■ **DOCUMENT EXCERPT**:
But of the performers he did keep, he held them in high esteem. Himself a gifted concert-violinist respectful of the world of artistry, Banducci expected the same respect from the audience. He banned hecklers and was known to fistfight with those who didn’t comply (Nachman). A regular audience member summed up his policy: “At the I, you either listened or left. No in between” (“the hungry i”). Banducci’s protectiveness of his performers was well-received; in the words of comedian Shelley Berman, “Enrico really cared for the talent and watched out for them” (“the hungry i”).
Enrico Banducci on scooter, c. 1960.
Photo: Suki Hill
Banducci’s focus on the performer and artistic expression, combined with the North Beach location, made the hungry i fertile ground for folk music cultivation. Indeed, one of the hungry i’s headline acts, the Kingston Trio, catapulted folk music into national prominence. Formed in 1957, the trio was a group of fresh Bay Area college graduates who began performing in Palo Alto coffee shops, then San Francisco’s tiny Purple Onion nightclub (known as the “training ground...for young performers” (Bareiss)). The trio finally moved to the hungry i, which was where they “developed its signature sound and early repertoire” in the creative ambience that Banducci fostered (Bareiss).

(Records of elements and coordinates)
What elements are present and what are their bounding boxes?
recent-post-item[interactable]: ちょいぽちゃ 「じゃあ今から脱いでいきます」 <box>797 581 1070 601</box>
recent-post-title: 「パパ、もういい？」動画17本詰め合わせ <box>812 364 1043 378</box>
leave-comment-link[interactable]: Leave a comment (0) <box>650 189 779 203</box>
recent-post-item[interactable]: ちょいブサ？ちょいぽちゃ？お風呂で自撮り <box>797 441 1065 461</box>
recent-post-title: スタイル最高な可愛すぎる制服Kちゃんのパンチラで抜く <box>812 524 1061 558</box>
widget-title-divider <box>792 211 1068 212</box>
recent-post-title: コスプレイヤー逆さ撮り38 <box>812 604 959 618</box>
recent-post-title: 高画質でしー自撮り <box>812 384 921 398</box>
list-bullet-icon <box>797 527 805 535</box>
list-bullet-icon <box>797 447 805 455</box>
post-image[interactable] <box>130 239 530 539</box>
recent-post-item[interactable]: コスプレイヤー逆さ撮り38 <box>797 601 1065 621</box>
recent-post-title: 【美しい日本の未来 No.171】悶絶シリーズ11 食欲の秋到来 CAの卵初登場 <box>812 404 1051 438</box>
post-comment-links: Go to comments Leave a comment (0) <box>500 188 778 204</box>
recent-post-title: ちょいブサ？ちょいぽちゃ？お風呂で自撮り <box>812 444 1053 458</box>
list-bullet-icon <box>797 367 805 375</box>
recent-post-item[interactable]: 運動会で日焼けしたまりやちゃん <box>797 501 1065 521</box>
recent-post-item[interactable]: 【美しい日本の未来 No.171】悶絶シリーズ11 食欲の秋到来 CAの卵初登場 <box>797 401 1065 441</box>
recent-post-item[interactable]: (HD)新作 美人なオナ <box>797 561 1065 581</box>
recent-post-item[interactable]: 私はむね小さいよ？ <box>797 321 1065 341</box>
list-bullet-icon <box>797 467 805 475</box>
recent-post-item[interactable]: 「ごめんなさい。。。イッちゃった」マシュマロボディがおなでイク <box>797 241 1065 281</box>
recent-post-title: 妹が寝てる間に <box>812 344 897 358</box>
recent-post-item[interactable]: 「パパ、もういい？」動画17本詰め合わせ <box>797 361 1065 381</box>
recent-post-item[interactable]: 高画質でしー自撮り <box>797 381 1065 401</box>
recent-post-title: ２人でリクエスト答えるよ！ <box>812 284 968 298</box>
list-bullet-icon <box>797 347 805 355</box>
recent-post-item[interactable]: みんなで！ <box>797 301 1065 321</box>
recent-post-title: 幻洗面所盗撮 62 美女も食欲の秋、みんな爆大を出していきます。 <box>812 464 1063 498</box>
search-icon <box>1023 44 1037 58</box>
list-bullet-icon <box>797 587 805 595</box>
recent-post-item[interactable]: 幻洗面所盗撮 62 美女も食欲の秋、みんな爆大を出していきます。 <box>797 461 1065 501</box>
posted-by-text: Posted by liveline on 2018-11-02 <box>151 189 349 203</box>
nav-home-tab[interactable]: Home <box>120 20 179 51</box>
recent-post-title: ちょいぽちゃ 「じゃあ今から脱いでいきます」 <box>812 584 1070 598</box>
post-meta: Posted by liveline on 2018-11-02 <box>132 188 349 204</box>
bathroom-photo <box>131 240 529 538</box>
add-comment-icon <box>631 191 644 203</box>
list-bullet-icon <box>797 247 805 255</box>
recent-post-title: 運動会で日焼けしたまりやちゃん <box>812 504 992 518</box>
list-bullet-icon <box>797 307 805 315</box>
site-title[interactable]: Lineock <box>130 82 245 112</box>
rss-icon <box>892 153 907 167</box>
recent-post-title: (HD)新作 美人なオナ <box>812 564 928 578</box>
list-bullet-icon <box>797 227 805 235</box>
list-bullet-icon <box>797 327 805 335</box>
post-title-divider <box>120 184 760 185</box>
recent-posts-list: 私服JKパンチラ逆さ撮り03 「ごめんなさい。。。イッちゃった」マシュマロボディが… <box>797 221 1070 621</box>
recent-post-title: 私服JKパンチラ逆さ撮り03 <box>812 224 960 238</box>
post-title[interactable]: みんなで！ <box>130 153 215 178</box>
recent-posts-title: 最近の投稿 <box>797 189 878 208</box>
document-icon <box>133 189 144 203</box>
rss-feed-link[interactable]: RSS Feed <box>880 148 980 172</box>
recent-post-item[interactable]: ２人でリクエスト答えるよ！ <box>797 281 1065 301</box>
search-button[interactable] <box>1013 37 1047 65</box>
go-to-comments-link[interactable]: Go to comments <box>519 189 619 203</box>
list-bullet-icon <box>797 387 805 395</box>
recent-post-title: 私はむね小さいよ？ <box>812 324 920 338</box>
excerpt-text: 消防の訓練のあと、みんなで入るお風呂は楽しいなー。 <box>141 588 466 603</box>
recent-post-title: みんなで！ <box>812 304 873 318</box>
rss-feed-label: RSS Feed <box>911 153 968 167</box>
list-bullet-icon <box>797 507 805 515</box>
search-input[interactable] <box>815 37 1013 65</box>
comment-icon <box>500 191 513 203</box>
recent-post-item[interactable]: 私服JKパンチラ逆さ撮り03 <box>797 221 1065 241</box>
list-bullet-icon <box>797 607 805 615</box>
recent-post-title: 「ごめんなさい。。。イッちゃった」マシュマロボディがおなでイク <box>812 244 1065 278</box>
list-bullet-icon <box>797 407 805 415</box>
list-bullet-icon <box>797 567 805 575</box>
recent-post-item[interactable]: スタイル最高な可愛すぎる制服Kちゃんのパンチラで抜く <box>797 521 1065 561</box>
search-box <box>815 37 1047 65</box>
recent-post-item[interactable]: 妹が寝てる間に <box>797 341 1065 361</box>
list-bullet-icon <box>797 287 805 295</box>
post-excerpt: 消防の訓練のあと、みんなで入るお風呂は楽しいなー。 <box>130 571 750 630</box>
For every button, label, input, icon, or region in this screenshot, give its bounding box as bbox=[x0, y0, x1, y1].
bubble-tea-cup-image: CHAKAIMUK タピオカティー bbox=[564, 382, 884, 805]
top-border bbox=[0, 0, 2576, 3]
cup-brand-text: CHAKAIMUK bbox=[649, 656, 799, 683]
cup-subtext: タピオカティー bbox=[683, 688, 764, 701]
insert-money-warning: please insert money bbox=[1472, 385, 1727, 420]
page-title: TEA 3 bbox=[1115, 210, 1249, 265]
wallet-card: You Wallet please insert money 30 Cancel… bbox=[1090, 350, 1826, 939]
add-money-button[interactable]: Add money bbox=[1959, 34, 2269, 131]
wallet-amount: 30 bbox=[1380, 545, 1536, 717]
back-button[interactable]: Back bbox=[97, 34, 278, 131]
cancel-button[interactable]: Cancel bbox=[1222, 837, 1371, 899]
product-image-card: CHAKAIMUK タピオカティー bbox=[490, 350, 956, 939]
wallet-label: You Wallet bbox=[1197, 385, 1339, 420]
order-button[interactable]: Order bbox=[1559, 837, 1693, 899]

■ **YOUR INSTRUCTIONS**: Can you reproduce word for word the part of the passage on Banducci and the hungry i starting with "But of the performers" and going on through "scooter, c. 1960."? The rows aren't needed here.

■ **ANSWER TO THE EXERCISE**:
But of the performers he did keep, he held them in high esteem. Himself a gifted concert-violinist respectful of the world of artistry, Banducci expected the same respect from the audience. He banned hecklers and was known to fistfight with those who didn’t comply (Nachman). A regular audience member summed up his policy: “At the I, you either listened or left. No in between” (“the hungry i”). Banducci’s protectiveness of his performers was well-received; in the words of comedian Shelley Berman, “Enrico really cared for the talent and watched out for them” (“the hungry i”).
Enrico Banducci on scooter, c. 1960.